-- Aim of the task --
Which lines of the records contain "tempo"? Collect every one of them.

-- Available records --

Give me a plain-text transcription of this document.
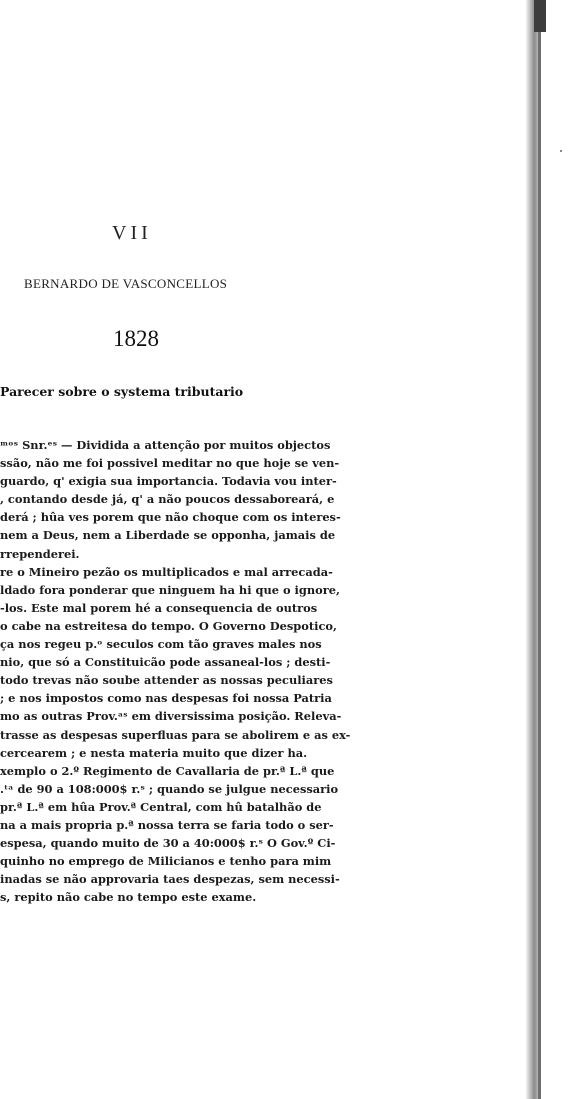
VII
BERNARDO DE VASCONCELLOS
1828
Parecer sobre o systema tributario
ᵐᵒˢ Snr.ᵉˢ — Dividida a attenção por muitos objectos
ssão, não me foi possivel meditar no que hoje se ven-
guardo, q' exigia sua importancia. Todavia vou inter-
, contando desde já, q' a não poucos dessaboreará, e
derá ; hûa ves porem que não choque com os interes-
nem a Deus, nem a Liberdade se opponha, jamais de
rrependerei.
re o Mineiro pezão os multiplicados e mal arrecada-
ldado fora ponderar que ninguem ha hi que o ignore,
-los. Este mal porem hé a consequencia de outros
o cabe na estreitesa do tempo. O Governo Despotico,
ça nos regeu p.ᵒ seculos com tão graves males nos
nio, que só a Constituicão pode assaneal-los ; desti-
todo trevas não soube attender as nossas peculiares
; e nos impostos como nas despesas foi nossa Patria
mo as outras Prov.ᵃˢ em diversissima posição. Releva-
trasse as despesas superfluas para se abolirem e as ex-
cercearem ; e nesta materia muito que dizer ha.
xemplo o 2.º Regimento de Cavallaria de pr.ª L.ª que
.ᵗᵃ de 90 a 108:000$ r.ˢ ; quando se julgue necessario
pr.ª L.ª em hûa Prov.ª Central, com hû batalhão de
na a mais propria p.ª nossa terra se faria todo o ser-
espesa, quando muito de 30 a 40:000$ r.ˢ O Gov.º Ci-
quinho no emprego de Milicianos e tenho para mim
inadas se não approvaria taes despezas, sem necessi-
s, repito não cabe no tempo este exame.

-- The result --
o cabe na estreitesa do tempo. O Governo Despotico,
s, repito não cabe no tempo este exame.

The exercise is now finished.